● COSA PRODURRE
Puoi riportare testualmente le righe che vanno dalla prima fino a quella che contiene "axis-offset-label: −6.671e3 xyxy=(1232,723,1296,738)", inclusa?

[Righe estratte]
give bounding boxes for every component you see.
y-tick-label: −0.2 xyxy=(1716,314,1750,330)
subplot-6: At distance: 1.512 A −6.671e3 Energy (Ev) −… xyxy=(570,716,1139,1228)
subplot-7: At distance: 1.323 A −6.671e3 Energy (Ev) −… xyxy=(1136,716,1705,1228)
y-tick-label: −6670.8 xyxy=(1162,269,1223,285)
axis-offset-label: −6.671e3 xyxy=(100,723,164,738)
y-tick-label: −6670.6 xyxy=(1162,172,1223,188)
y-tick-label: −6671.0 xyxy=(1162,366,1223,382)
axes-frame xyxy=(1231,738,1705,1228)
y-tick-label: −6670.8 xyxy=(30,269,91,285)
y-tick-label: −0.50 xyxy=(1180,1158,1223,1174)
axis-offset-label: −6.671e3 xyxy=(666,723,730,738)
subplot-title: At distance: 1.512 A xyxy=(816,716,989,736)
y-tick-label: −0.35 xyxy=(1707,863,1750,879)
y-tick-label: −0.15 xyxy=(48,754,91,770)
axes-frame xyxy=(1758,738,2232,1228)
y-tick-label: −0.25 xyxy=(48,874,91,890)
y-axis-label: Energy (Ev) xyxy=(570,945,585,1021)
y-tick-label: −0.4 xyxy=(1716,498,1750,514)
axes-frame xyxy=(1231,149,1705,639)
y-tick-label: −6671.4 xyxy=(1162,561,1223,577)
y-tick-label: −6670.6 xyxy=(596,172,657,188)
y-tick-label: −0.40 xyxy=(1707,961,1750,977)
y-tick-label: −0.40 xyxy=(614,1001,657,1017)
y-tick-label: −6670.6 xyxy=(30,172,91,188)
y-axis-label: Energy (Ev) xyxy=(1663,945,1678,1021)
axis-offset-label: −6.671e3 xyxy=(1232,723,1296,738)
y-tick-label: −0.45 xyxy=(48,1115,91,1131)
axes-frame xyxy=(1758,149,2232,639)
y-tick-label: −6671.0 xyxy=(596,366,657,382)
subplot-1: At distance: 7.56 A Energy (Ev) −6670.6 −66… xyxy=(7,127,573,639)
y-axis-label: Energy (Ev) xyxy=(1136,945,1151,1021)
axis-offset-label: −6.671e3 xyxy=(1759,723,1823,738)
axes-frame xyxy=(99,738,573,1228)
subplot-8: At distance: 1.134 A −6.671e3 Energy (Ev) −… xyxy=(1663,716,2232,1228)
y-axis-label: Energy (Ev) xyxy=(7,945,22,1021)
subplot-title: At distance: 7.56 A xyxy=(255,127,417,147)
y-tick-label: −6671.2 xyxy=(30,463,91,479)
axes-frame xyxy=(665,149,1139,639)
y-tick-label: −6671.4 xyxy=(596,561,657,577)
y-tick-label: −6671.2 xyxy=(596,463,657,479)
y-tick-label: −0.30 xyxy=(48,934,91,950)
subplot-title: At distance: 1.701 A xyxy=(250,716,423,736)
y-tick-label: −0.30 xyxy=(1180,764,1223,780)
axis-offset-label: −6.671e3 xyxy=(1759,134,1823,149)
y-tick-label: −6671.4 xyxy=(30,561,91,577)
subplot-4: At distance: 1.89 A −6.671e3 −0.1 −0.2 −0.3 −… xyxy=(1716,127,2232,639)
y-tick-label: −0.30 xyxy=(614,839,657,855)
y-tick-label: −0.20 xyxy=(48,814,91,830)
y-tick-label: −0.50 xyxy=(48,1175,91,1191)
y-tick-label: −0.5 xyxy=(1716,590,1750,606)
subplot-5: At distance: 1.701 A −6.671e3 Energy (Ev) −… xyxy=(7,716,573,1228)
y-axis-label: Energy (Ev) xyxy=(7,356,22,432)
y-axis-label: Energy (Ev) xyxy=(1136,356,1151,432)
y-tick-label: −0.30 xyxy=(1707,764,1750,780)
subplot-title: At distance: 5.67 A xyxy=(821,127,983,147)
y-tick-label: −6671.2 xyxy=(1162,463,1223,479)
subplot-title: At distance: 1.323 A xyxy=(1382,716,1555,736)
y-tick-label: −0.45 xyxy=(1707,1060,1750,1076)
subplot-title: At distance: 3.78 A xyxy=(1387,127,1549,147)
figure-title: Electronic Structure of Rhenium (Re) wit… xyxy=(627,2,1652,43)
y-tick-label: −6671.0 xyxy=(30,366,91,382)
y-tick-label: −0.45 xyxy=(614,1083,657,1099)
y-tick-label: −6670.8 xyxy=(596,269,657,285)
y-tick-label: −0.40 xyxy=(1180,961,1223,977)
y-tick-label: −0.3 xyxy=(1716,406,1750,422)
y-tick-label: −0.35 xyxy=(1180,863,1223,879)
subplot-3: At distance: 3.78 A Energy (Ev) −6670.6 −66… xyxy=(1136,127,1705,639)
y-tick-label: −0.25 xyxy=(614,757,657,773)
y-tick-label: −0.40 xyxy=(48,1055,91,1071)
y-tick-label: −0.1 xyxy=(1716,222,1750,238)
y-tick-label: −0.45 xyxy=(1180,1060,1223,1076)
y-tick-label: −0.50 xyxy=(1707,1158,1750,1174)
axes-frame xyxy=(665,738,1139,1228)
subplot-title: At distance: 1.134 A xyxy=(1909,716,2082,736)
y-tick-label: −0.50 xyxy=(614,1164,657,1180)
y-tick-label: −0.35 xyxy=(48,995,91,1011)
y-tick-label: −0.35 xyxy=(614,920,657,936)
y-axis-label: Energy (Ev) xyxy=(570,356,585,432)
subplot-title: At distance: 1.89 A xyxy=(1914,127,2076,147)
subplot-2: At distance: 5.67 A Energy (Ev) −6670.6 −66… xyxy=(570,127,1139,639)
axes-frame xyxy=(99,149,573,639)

● RISPOSTA CORRETTA
give bounding boxes for every component you see.
y-tick-label: −0.2 xyxy=(1716,314,1750,330)
subplot-6: At distance: 1.512 A −6.671e3 Energy (Ev) −… xyxy=(570,716,1139,1228)
subplot-7: At distance: 1.323 A −6.671e3 Energy (Ev) −… xyxy=(1136,716,1705,1228)
y-tick-label: −6670.8 xyxy=(1162,269,1223,285)
axis-offset-label: −6.671e3 xyxy=(100,723,164,738)
y-tick-label: −6670.6 xyxy=(1162,172,1223,188)
y-tick-label: −6671.0 xyxy=(1162,366,1223,382)
axes-frame xyxy=(1231,738,1705,1228)
y-tick-label: −6670.8 xyxy=(30,269,91,285)
y-tick-label: −0.50 xyxy=(1180,1158,1223,1174)
axis-offset-label: −6.671e3 xyxy=(666,723,730,738)
subplot-title: At distance: 1.512 A xyxy=(816,716,989,736)
y-tick-label: −0.35 xyxy=(1707,863,1750,879)
y-tick-label: −0.15 xyxy=(48,754,91,770)
axes-frame xyxy=(1758,738,2232,1228)
y-tick-label: −0.25 xyxy=(48,874,91,890)
y-axis-label: Energy (Ev) xyxy=(570,945,585,1021)
y-tick-label: −0.4 xyxy=(1716,498,1750,514)
axes-frame xyxy=(1231,149,1705,639)
y-tick-label: −6671.4 xyxy=(1162,561,1223,577)
y-tick-label: −6670.6 xyxy=(596,172,657,188)
y-tick-label: −0.40 xyxy=(1707,961,1750,977)
y-tick-label: −0.40 xyxy=(614,1001,657,1017)
y-tick-label: −6670.6 xyxy=(30,172,91,188)
y-axis-label: Energy (Ev) xyxy=(1663,945,1678,1021)
axis-offset-label: −6.671e3 xyxy=(1232,723,1296,738)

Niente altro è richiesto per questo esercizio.